## Goal of the exercise
State the number of lines that contain "Tienda", with no other text.

## Stored records
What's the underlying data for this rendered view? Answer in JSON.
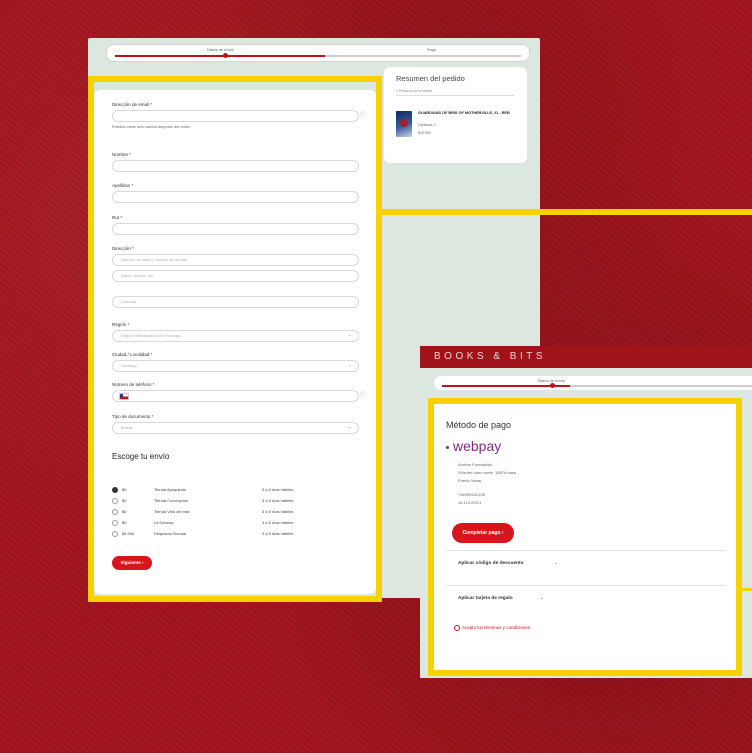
{
  "stepper1": {
    "step1": "Datos de envío",
    "step2": "Pago"
  },
  "form": {
    "email_label": "Dirección de email *",
    "email_help": "Puedes crear una cuenta después del cobro",
    "nombre_label": "Nombre *",
    "apellidos_label": "Apellidos *",
    "rut_label": "Rut *",
    "direccion_label": "Dirección *",
    "direccion_ph1": "Número de casa y nombre de la calle",
    "direccion_ph2": "Depto, oficina, etc.",
    "direccion_ph3": "Comuna",
    "region_label": "Región *",
    "region_value": "Región Metropolitana de Santiago",
    "ciudad_label": "Ciudad / Localidad *",
    "ciudad_value": "Santiago",
    "telefono_label": "Número de teléfono *",
    "documento_label": "Tipo de documento *",
    "documento_value": "Boleta",
    "envio_title": "Escoge tu envío",
    "shipping": [
      {
        "price": "$0",
        "name": "Tienda Apoquindo",
        "time": "3 a 5 días hábiles"
      },
      {
        "price": "$0",
        "name": "Tienda Concepción",
        "time": "3 a 5 días hábiles"
      },
      {
        "price": "$0",
        "name": "Tienda Viña del mar",
        "time": "3 a 5 días hábiles"
      },
      {
        "price": "$0",
        "name": "La Dehesa",
        "time": "3 a 5 días hábiles"
      },
      {
        "price": "$4.990",
        "name": "Despacho Normal",
        "time": "3 a 5 días hábiles"
      }
    ],
    "next_button": "Siguiente ›"
  },
  "summary": {
    "title": "Resumen del pedido",
    "select_label": "1 Producto en el carrito",
    "book_title": "GUARDIANS OF BRIS OF MOTHERVILLE, #1 - REB",
    "quantity": "Cantidad: 1",
    "price": "$15.990"
  },
  "payment": {
    "brand": "BOOKS & BITS",
    "step_label": "Datos de envío",
    "title": "Método de pago",
    "webpay": "webpay",
    "lines": [
      "Andrea Fuenzalida",
      "Viña del carro norte, 1587A casa",
      "Puerto Varas",
      "+56995432198",
      "16.110.203-1"
    ],
    "complete_button": "Completar pago ›",
    "discount_label": "Aplicar código de descuento",
    "giftcard_label": "Aplicar tarjeta de regalo",
    "terms_label": "Acepto los términos y condiciones"
  }
}
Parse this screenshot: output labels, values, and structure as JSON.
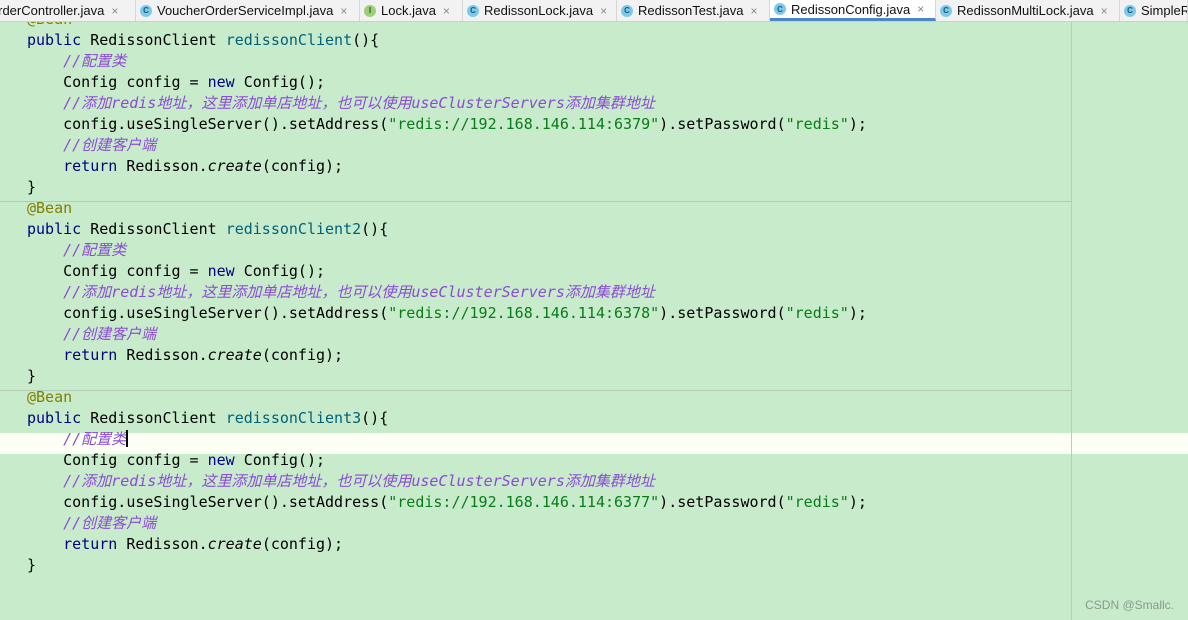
{
  "tabs": [
    {
      "label": "OrderController.java",
      "icon": "class-icon",
      "icon_glyph": "C",
      "active": false
    },
    {
      "label": "VoucherOrderServiceImpl.java",
      "icon": "class-icon",
      "icon_glyph": "C",
      "active": false
    },
    {
      "label": "Lock.java",
      "icon": "interface-icon",
      "icon_glyph": "I",
      "active": false
    },
    {
      "label": "RedissonLock.java",
      "icon": "class-icon",
      "icon_glyph": "C",
      "active": false
    },
    {
      "label": "RedissonTest.java",
      "icon": "test-class-icon",
      "icon_glyph": "C",
      "active": false
    },
    {
      "label": "RedissonConfig.java",
      "icon": "class-icon",
      "icon_glyph": "C",
      "active": true
    },
    {
      "label": "RedissonMultiLock.java",
      "icon": "class-icon",
      "icon_glyph": "C",
      "active": false
    },
    {
      "label": "SimpleR",
      "icon": "class-icon",
      "icon_glyph": "C",
      "active": false
    }
  ],
  "tab_close_glyph": "×",
  "colors": {
    "editor_background": "#c8ebcc",
    "current_line": "#fcfff4",
    "keyword": "#000080",
    "annotation": "#808000",
    "method_name": "#00627a",
    "string": "#067d17",
    "comment": "#8c4ad6",
    "active_tab_underline": "#4a86c8"
  },
  "code": {
    "blocks": [
      {
        "annotation": "@Bean",
        "method": "redissonClient",
        "address": "\"redis://192.168.146.114:6379\""
      },
      {
        "annotation": "@Bean",
        "method": "redissonClient2",
        "address": "\"redis://192.168.146.114:6378\""
      },
      {
        "annotation": "@Bean",
        "method": "redissonClient3",
        "address": "\"redis://192.168.146.114:6377\""
      }
    ],
    "kw_public": "public",
    "return_type": " RedissonClient ",
    "open_sig": "(){",
    "comment_config": "//配置类",
    "config_decl_a": "Config config = ",
    "kw_new": "new",
    "config_decl_b": " Config();",
    "comment_address": "//添加redis地址，这里添加单店地址，也可以使用useClusterServers添加集群地址",
    "set_address_a": "config.useSingleServer().setAddress(",
    "set_address_b": ").setPassword(",
    "password": "\"redis\"",
    "set_address_c": ");",
    "comment_client": "//创建客户端",
    "kw_return": "return",
    "return_a": " Redisson.",
    "create_method": "create",
    "return_b": "(config);",
    "close_brace": "}"
  },
  "watermark": "CSDN @Smallc."
}
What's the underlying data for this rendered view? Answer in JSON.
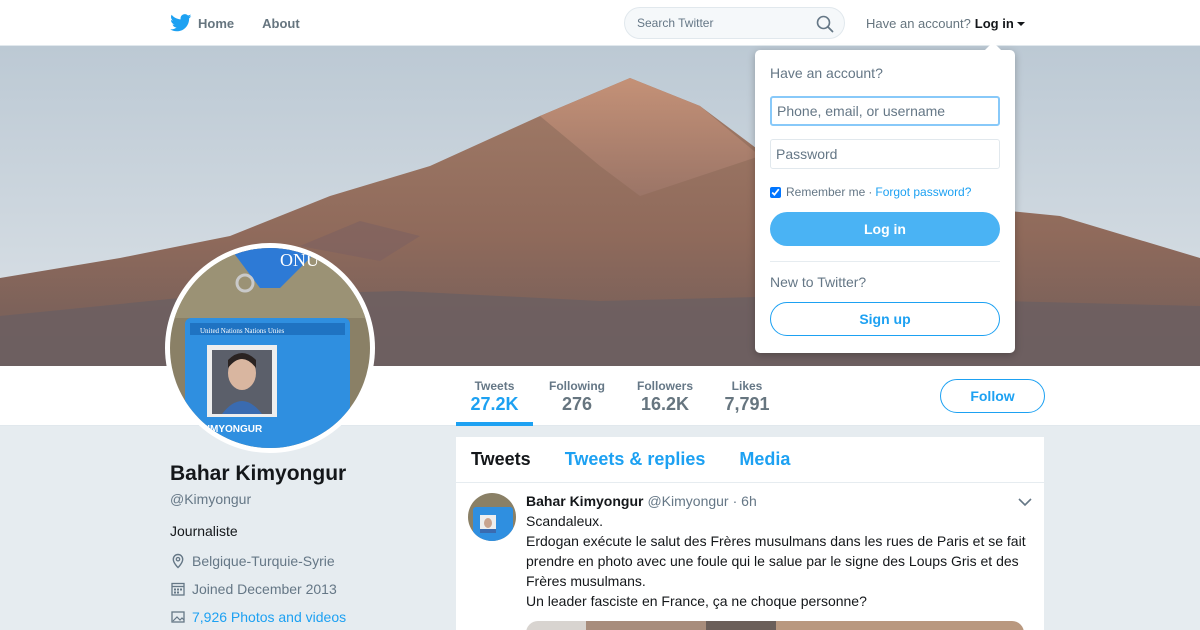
{
  "nav": {
    "home_label": "Home",
    "about_label": "About",
    "search_placeholder": "Search Twitter",
    "have_account": "Have an account?",
    "login_label": "Log in",
    "icons": {
      "logo": "twitter-bird-icon",
      "search": "search-icon",
      "caret": "caret-down-icon"
    }
  },
  "stats": [
    {
      "label": "Tweets",
      "value": "27.2K"
    },
    {
      "label": "Following",
      "value": "276"
    },
    {
      "label": "Followers",
      "value": "16.2K"
    },
    {
      "label": "Likes",
      "value": "7,791"
    }
  ],
  "follow_label": "Follow",
  "profile": {
    "name": "Bahar Kimyongur",
    "handle": "@Kimyongur",
    "bio": "Journaliste",
    "location": "Belgique-Turquie-Syrie",
    "joined": "Joined December 2013",
    "photos": "7,926 Photos and videos",
    "badge_text": "ONU",
    "card_text": "United Nations  Nations Unies",
    "card_name": "KIMYONGUR"
  },
  "timeline": {
    "tabs": [
      "Tweets",
      "Tweets & replies",
      "Media"
    ],
    "tweet": {
      "name": "Bahar Kimyongur",
      "handle": "@Kimyongur",
      "time": "· 6h",
      "lines": [
        "Scandaleux.",
        "Erdogan exécute le salut des Frères musulmans dans les rues de Paris et se fait prendre en photo avec une foule qui le salue par le signe des Loups Gris et des Frères musulmans.",
        "Un leader fasciste en France, ça ne choque personne?"
      ]
    }
  },
  "login_dropdown": {
    "title": "Have an account?",
    "username_placeholder": "Phone, email, or username",
    "password_placeholder": "Password",
    "remember_label": "Remember me",
    "separator": "·",
    "forgot_label": "Forgot password?",
    "login_button": "Log in",
    "new_label": "New to Twitter?",
    "signup_button": "Sign up"
  },
  "colors": {
    "accent": "#1da1f2",
    "background": "#e6ecf0",
    "login_button": "#4ab3f4"
  }
}
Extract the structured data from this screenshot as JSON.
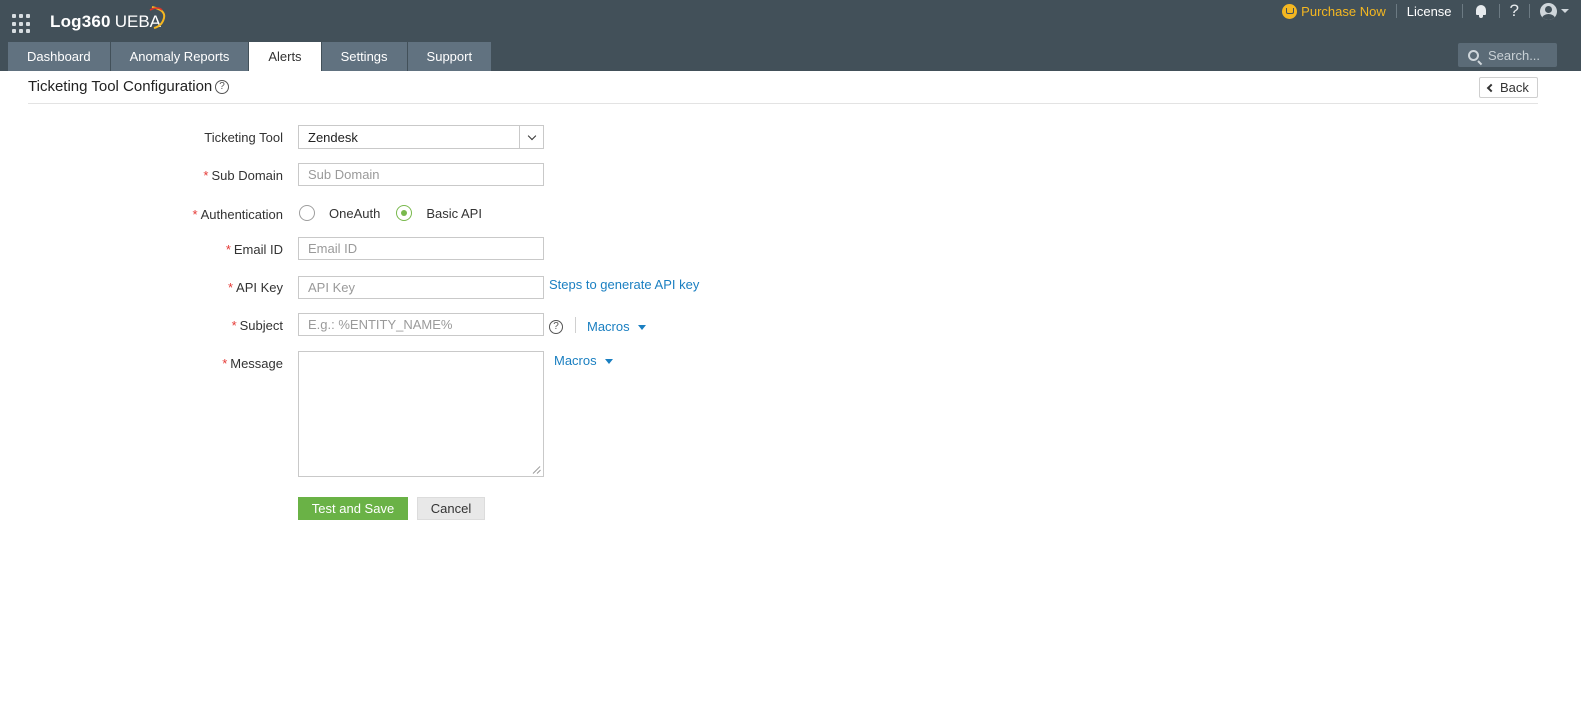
{
  "header": {
    "brand": "Log360",
    "product": "UEBA",
    "purchase_label": "Purchase Now",
    "license_label": "License",
    "help_label": "?",
    "icons": [
      "apps-grid-icon",
      "cart-icon",
      "bell-icon",
      "help-icon",
      "user-icon",
      "caret-down-icon"
    ],
    "colors": {
      "topbar": "#425059",
      "tab": "#617280",
      "purchase": "#f4b721"
    }
  },
  "tabs": [
    {
      "label": "Dashboard",
      "active": false
    },
    {
      "label": "Anomaly Reports",
      "active": false
    },
    {
      "label": "Alerts",
      "active": true
    },
    {
      "label": "Settings",
      "active": false
    },
    {
      "label": "Support",
      "active": false
    }
  ],
  "search": {
    "placeholder": "Search..."
  },
  "page": {
    "title": "Ticketing Tool Configuration",
    "help_icon": "?",
    "back_label": "Back"
  },
  "form": {
    "ticketing_tool": {
      "label": "Ticketing Tool",
      "value": "Zendesk"
    },
    "sub_domain": {
      "label": "Sub Domain",
      "placeholder": "Sub Domain",
      "value": ""
    },
    "authentication": {
      "label": "Authentication",
      "options": [
        {
          "label": "OneAuth",
          "checked": false
        },
        {
          "label": "Basic API",
          "checked": true
        }
      ]
    },
    "email": {
      "label": "Email ID",
      "placeholder": "Email ID",
      "value": ""
    },
    "api_key": {
      "label": "API Key",
      "placeholder": "API Key",
      "value": "",
      "link": "Steps to generate API key"
    },
    "subject": {
      "label": "Subject",
      "placeholder": "E.g.: %ENTITY_NAME%",
      "value": "",
      "help_icon": "?",
      "macros_label": "Macros"
    },
    "message": {
      "label": "Message",
      "value": "",
      "macros_label": "Macros"
    },
    "required_mark": "*",
    "save_label": "Test and Save",
    "cancel_label": "Cancel",
    "colors": {
      "required": "#e53935",
      "primary_button": "#6ab246",
      "link": "#1a7fc1",
      "radio_checked": "#79b94d"
    }
  }
}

## Right answer
3